Written instruction - Give the number of lines below that contain the word "text", and nothing else.

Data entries
::::

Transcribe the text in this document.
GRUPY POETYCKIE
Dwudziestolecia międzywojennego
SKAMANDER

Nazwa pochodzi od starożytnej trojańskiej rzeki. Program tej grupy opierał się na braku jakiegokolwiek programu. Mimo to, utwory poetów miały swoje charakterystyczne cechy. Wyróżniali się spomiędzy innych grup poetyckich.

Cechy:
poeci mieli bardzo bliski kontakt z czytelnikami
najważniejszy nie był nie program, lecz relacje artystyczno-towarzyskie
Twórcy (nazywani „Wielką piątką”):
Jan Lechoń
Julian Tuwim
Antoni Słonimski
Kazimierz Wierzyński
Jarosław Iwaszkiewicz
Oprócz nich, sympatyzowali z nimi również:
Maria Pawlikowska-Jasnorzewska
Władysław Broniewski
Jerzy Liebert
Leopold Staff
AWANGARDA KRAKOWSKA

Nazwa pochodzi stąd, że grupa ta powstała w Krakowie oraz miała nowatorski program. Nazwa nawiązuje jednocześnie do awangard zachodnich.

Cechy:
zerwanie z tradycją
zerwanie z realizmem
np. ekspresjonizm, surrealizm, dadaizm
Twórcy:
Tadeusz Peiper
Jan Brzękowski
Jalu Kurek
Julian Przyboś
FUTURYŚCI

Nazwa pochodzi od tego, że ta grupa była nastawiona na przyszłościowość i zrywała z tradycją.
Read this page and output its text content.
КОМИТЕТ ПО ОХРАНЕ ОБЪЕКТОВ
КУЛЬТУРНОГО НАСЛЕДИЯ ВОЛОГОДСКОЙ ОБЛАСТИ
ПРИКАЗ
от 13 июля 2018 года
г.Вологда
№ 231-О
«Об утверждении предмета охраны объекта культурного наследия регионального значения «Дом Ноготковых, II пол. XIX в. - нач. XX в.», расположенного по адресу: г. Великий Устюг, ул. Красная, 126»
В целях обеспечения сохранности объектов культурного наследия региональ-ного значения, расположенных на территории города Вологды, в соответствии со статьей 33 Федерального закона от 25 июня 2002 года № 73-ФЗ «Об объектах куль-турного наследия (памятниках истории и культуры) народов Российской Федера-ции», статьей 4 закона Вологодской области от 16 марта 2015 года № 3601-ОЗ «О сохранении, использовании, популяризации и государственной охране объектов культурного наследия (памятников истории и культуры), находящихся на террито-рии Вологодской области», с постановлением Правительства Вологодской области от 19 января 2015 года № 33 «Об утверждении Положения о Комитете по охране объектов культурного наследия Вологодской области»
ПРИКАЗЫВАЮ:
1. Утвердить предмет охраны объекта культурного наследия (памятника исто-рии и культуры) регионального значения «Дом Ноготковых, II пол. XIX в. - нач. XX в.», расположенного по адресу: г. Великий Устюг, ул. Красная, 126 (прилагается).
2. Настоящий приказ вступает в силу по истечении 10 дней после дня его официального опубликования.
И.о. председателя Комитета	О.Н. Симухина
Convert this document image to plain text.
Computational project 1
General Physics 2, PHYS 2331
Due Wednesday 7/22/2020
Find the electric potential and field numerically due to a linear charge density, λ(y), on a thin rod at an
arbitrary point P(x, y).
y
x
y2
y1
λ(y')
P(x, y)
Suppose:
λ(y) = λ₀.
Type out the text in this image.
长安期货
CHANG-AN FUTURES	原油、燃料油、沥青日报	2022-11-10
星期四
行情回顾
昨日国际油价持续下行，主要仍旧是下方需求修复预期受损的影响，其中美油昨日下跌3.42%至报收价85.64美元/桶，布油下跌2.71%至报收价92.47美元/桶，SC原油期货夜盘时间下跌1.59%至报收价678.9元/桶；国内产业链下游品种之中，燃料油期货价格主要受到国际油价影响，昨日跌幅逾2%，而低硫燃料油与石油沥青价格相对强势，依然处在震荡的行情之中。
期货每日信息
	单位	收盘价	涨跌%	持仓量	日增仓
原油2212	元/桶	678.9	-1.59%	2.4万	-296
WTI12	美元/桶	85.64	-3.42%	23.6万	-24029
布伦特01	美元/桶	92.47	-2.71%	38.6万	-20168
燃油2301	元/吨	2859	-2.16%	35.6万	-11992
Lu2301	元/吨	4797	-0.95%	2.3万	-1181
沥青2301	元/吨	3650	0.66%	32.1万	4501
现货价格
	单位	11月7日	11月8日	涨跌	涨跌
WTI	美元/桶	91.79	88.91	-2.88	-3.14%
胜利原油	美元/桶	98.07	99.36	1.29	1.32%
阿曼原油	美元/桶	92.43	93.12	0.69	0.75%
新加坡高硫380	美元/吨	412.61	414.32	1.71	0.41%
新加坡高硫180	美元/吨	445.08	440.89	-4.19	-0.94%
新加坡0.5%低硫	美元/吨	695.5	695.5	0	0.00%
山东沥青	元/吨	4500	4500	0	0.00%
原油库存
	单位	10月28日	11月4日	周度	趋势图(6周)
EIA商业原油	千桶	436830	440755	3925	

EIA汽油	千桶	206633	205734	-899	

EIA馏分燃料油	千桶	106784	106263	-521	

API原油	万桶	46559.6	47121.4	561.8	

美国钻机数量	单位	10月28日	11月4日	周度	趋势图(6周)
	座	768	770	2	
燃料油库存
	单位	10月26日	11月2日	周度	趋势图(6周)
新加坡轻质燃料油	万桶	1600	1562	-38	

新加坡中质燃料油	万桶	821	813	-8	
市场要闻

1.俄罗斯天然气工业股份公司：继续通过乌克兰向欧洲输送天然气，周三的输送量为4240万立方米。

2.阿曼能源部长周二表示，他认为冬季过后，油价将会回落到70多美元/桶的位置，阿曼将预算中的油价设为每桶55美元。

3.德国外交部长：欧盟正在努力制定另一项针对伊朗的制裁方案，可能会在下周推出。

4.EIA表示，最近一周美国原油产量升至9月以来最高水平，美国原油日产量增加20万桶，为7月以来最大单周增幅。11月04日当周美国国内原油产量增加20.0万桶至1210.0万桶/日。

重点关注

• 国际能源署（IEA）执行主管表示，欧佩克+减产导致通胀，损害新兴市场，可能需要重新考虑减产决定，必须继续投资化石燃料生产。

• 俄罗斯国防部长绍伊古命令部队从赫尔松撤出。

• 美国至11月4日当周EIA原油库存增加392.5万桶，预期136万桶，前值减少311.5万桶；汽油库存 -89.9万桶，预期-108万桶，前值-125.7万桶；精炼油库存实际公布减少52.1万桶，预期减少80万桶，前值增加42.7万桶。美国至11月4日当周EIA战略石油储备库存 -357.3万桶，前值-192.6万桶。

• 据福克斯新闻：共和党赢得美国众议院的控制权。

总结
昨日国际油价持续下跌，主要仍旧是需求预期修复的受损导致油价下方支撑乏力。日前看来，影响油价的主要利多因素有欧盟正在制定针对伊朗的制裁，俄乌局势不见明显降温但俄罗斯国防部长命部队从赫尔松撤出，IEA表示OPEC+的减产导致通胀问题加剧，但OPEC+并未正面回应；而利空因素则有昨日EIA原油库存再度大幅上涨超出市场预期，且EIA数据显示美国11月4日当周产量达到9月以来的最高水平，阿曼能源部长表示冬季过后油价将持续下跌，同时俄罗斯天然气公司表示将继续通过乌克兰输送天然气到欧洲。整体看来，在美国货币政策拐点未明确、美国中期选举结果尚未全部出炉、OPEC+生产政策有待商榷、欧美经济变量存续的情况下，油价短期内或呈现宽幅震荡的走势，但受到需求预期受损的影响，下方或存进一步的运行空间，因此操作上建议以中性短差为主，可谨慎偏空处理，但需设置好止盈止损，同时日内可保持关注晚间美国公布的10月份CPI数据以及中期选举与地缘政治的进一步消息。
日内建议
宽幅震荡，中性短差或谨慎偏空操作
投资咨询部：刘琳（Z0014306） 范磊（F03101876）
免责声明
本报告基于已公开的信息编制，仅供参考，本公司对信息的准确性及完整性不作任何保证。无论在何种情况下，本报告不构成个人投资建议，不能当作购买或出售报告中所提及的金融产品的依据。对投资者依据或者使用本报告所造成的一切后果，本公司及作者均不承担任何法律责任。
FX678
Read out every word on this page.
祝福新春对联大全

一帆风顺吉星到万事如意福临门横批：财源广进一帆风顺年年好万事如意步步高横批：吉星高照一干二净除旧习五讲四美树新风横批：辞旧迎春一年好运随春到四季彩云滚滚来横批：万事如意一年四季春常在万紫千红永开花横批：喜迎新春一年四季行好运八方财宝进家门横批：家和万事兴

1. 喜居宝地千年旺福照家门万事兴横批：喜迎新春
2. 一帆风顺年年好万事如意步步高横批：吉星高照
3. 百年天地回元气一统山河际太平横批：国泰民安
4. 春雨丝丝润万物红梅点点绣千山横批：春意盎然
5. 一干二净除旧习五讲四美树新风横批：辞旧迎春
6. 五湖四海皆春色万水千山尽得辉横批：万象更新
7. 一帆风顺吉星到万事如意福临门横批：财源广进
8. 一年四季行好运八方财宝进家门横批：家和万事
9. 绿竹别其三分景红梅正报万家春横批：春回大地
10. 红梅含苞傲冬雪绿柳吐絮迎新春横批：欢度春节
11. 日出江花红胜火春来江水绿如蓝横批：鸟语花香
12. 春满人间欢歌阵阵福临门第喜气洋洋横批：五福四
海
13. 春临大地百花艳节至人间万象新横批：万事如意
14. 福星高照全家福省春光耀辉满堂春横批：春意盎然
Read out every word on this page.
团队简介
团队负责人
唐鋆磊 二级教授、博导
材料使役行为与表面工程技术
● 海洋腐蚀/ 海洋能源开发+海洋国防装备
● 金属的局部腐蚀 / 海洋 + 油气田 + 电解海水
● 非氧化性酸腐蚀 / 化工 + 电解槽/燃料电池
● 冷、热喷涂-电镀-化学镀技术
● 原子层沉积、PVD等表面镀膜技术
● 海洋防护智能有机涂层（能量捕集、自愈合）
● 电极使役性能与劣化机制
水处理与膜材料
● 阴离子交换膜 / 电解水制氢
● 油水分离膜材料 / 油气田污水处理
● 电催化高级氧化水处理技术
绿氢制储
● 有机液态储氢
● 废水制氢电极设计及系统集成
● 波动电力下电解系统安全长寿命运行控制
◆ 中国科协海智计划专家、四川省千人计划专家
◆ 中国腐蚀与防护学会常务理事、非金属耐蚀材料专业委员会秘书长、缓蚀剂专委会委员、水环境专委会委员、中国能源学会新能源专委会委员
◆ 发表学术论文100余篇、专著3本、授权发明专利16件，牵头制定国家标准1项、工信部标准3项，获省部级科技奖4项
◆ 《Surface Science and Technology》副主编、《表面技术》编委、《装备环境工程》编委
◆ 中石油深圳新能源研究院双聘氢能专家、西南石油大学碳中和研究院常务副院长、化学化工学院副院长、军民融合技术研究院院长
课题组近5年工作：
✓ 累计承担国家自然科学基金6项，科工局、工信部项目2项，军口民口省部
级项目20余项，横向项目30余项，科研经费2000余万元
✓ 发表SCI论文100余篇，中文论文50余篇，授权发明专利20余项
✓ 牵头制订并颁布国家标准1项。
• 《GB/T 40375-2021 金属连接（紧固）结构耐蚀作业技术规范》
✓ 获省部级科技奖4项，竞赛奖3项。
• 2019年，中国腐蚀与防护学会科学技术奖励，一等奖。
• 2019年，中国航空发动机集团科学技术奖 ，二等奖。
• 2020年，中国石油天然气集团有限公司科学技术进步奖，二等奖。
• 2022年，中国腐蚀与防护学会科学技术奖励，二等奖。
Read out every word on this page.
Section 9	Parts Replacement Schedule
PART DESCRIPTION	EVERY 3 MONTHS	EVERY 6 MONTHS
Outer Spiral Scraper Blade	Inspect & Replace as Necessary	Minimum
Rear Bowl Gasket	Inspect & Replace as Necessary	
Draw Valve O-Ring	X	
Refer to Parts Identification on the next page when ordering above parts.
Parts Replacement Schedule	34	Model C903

::::

Solution for this task - 4